- TASK INSTRUCTIONS
Make a verbatim copy of the entries below; pictures stay out.

Recorded data
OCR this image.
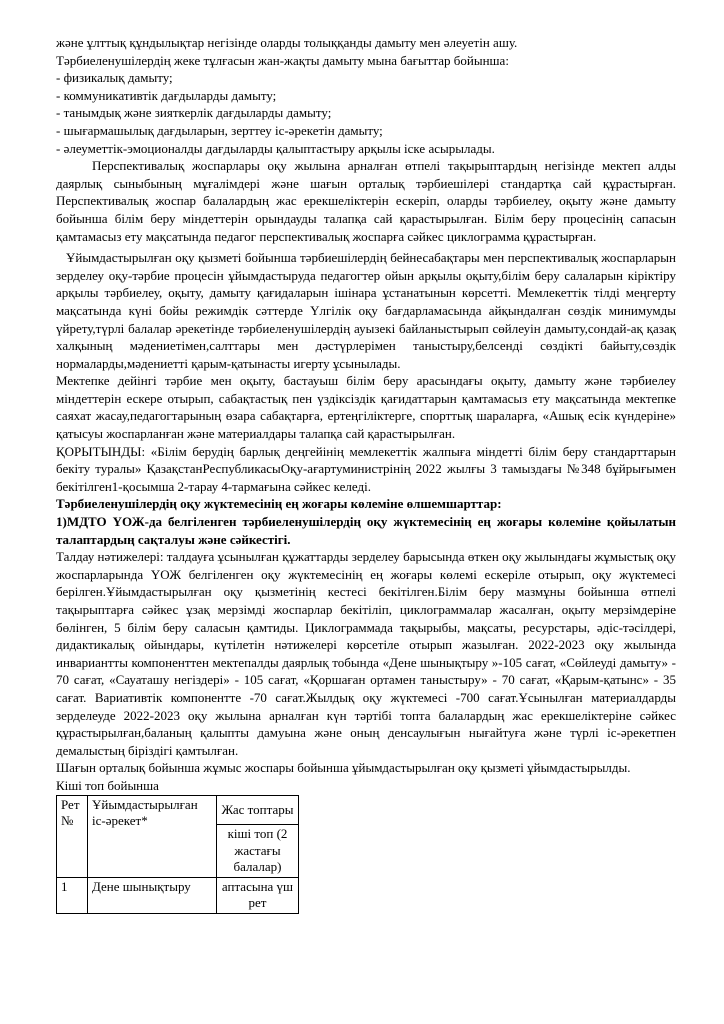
және ұлттық құндылықтар негізінде оларды толыққанды дамыту мен әлеуетін ашу.

Тәрбиеленушілердің жеке тұлғасын жан-жақты дамыту мына бағыттар бойынша:

- физикалық дамыту;

- коммуникативтік дағдыларды дамыту;

- танымдық және зияткерлік дағдыларды дамыту;

- шығармашылық дағдыларын, зерттеу іс-әрекетін дамыту;

- әлеуметтік-эмоционалды дағдыларды қалыптастыру арқылы іске асырылады.

Перспективалық жоспарлары оқу жылына арналған өтпелі тақырыптардың негізінде мектеп алды даярлық сыныбының мұғалімдері және шағын орталық тәрбиешілері стандартқа сай құрастырған. Перспективалық жоспар балалардың жас ерекшеліктерін ескеріп, оларды тәрбиелеу, оқыту және дамыту бойынша білім беру міндеттерін орындауды талапқа сай қарастырылған. Білім беру процесінің сапасын қамтамасыз ету мақсатында педагог перспективалық жоспарға сәйкес циклограмма құрастырған.

Ұйымдастырылған оқу қызметі бойынша тәрбиешілердің бейнесабақтары мен перспективалық жоспарларын зерделеу оқу-тәрбие процесін ұйымдастыруда педагогтер ойын арқылы оқыту,білім беру салаларын кіріктіру арқылы тәрбиелеу, оқыту, дамыту қағидаларын ішінара ұстанатынын көрсетті. Мемлекеттік тілді меңгерту мақсатында күні бойы режимдік сәттерде Үлгілік оқу бағдарламасында айқындалған сөздік минимумды үйрету,түрлі балалар әрекетінде тәрбиеленушілердің ауызекі байланыстырып сөйлеуін дамыту,сондай-ақ қазақ халқының мәдениетімен,салттары мен дәстүрлерімен таныстыру,белсенді сөздікті байыту,сөздік нормаларды,мәдениетті қарым-қатынасты игерту ұсынылады.

Мектепке дейінгі тәрбие мен оқыту, бастауыш білім беру арасындағы оқыту, дамыту және тәрбиелеу міндеттерін ескере отырып, сабақтастық пен үздіксіздік қағидаттарын қамтамасыз ету мақсатында мектепке саяхат жасау,педагогтарының өзара сабақтарға, ертеңгіліктерге, спорттық шараларға, «Ашық есік күндеріне» қатысуы жоспарланған және материалдары талапқа сай қарастырылған.

ҚОРЫТЫНДЫ: «Білім берудің барлық деңгейінің мемлекеттік жалпыға міндетті білім беру стандарттарын бекіту туралы» ҚазақстанРеспубликасыОқу-ағартуминистрінің 2022 жылғы 3 тамыздағы №348 бұйрығымен бекітілген1-қосымша 2-тарау 4-тармағына сәйкес келеді.

Тәрбиеленушілердің оқу жүктемесінің ең жоғары көлеміне өлшемшарттар:

1)МДТО ҮОЖ-да белгіленген тәрбиеленушілердің оқу жүктемесінің ең жоғары көлеміне қойылатын талаптардың сақталуы және сәйкестігі.

Талдау нәтижелері: талдауға ұсынылған құжаттарды зерделеу барысында өткен оқу жылындағы жұмыстық оқу жоспарларында ҮОЖ белгіленген оқу жүктемесінің ең жоғары көлемі ескеріле отырып, оқу жүктемесі берілген.Ұйымдастырылған оқу қызметінің кестесі бекітілген.Білім беру мазмұны бойынша өтпелі тақырыптарға сәйкес ұзақ мерзімді жоспарлар бекітіліп, циклограммалар жасалған, оқыту мерзімдеріне бөлінген, 5 білім беру саласын қамтиды. Циклограммада тақырыбы, мақсаты, ресурстары, әдіс-тәсілдері, дидактикалық ойындары, күтілетін нәтижелері көрсетіле отырып жазылған. 2022-2023 оқу жылында инвариантты компоненттен мектепалды даярлық тобында «Дене шынықтыру »-105 сағат, «Сөйлеуді дамыту» - 70 сағат, «Сауаташу негіздері» - 105 сағат, «Қоршаған ортамен таныстыру» - 70 сағат, «Қарым-қатынс» - 35 сағат. Вариативтік компонентте -70 сағат.Жылдық оқу жүктемесі -700 сағат.Ұсынылған материалдарды зерделеуде 2022-2023 оқу жылына арналған күн тәртібі топта балалардың жас ерекшеліктеріне сәйкес құрастырылған,баланың қалыпты дамуына және оның денсаулығын нығайтуға және түрлі іс-әрекетпен демалыстың біріздігі қамтылған.

Шағын орталық бойынша жұмыс жоспары бойынша ұйымдастырылған оқу қызметі ұйымдастырылды.

Кіші топ бойынша

Рет №	Ұйымдастырылған іс-әрекет*	Жас топтары
		кіші топ (2 жастағы балалар)
1	Дене шынықтыру	аптасына үш рет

- ANSWER TO THIS PROBLEM
OCR this image.
және ұлттық құндылықтар негізінде оларды толыққанды дамыту мен әлеуетін ашу.

Тәрбиеленушілердің жеке тұлғасын жан-жақты дамыту мына бағыттар бойынша:

- физикалық дамыту;

- коммуникативтік дағдыларды дамыту;

- танымдық және зияткерлік дағдыларды дамыту;

- шығармашылық дағдыларын, зерттеу іс-әрекетін дамыту;

- әлеуметтік-эмоционалды дағдыларды қалыптастыру арқылы іске асырылады.

Перспективалық жоспарлары оқу жылына арналған өтпелі тақырыптардың негізінде мектеп алды даярлық сыныбының мұғалімдері және шағын орталық тәрбиешілері стандартқа сай құрастырған. Перспективалық жоспар балалардың жас ерекшеліктерін ескеріп, оларды тәрбиелеу, оқыту және дамыту бойынша білім беру міндеттерін орындауды талапқа сай қарастырылған. Білім беру процесінің сапасын қамтамасыз ету мақсатында педагог перспективалық жоспарға сәйкес циклограмма құрастырған.

Ұйымдастырылған оқу қызметі бойынша тәрбиешілердің бейнесабақтары мен перспективалық жоспарларын зерделеу оқу-тәрбие процесін ұйымдастыруда педагогтер ойын арқылы оқыту,білім беру салаларын кіріктіру арқылы тәрбиелеу, оқыту, дамыту қағидаларын ішінара ұстанатынын көрсетті. Мемлекеттік тілді меңгерту мақсатында күні бойы режимдік сәттерде Үлгілік оқу бағдарламасында айқындалған сөздік минимумды үйрету,түрлі балалар әрекетінде тәрбиеленушілердің ауызекі байланыстырып сөйлеуін дамыту,сондай-ақ қазақ халқының мәдениетімен,салттары мен дәстүрлерімен таныстыру,белсенді сөздікті байыту,сөздік нормаларды,мәдениетті қарым-қатынасты игерту ұсынылады.

Мектепке дейінгі тәрбие мен оқыту, бастауыш білім беру арасындағы оқыту, дамыту және тәрбиелеу міндеттерін ескере отырып, сабақтастық пен үздіксіздік қағидаттарын қамтамасыз ету мақсатында мектепке саяхат жасау,педагогтарының өзара сабақтарға, ертеңгіліктерге, спорттық шараларға, «Ашық есік күндеріне» қатысуы жоспарланған және материалдары талапқа сай қарастырылған.

ҚОРЫТЫНДЫ: «Білім берудің барлық деңгейінің мемлекеттік жалпыға міндетті білім беру стандарттарын бекіту туралы» ҚазақстанРеспубликасыОқу-ағартуминистрінің 2022 жылғы 3 тамыздағы №348 бұйрығымен бекітілген1-қосымша 2-тарау 4-тармағына сәйкес келеді.

Тәрбиеленушілердің оқу жүктемесінің ең жоғары көлеміне өлшемшарттар:

1)МДТО ҮОЖ-да белгіленген тәрбиеленушілердің оқу жүктемесінің ең жоғары көлеміне қойылатын талаптардың сақталуы және сәйкестігі.

Талдау нәтижелері: талдауға ұсынылған құжаттарды зерделеу барысында өткен оқу жылындағы жұмыстық оқу жоспарларында ҮОЖ белгіленген оқу жүктемесінің ең жоғары көлемі ескеріле отырып, оқу жүктемесі берілген.Ұйымдастырылған оқу қызметінің кестесі бекітілген.Білім беру мазмұны бойынша өтпелі тақырыптарға сәйкес ұзақ мерзімді жоспарлар бекітіліп, циклограммалар жасалған, оқыту мерзімдеріне бөлінген, 5 білім беру саласын қамтиды. Циклограммада тақырыбы, мақсаты, ресурстары, әдіс-тәсілдері, дидактикалық ойындары, күтілетін нәтижелері көрсетіле отырып жазылған. 2022-2023 оқу жылында инвариантты компоненттен мектепалды даярлық тобында «Дене шынықтыру »-105 сағат, «Сөйлеуді дамыту» - 70 сағат, «Сауаташу негіздері» - 105 сағат, «Қоршаған ортамен таныстыру» - 70 сағат, «Қарым-қатынс» - 35 сағат. Вариативтік компонентте -70 сағат.Жылдық оқу жүктемесі -700 сағат.Ұсынылған материалдарды зерделеуде 2022-2023 оқу жылына арналған күн тәртібі топта балалардың жас ерекшеліктеріне сәйкес құрастырылған,баланың қалыпты дамуына және оның денсаулығын нығайтуға және түрлі іс-әрекетпен демалыстың біріздігі қамтылған.

Шағын орталық бойынша жұмыс жоспары бойынша ұйымдастырылған оқу қызметі ұйымдастырылды.

Кіші топ бойынша

Рет №	Ұйымдастырылған іс-әрекет*	Жас топтары
		кіші топ (2 жастағы балалар)
1	Дене шынықтыру	аптасына үш рет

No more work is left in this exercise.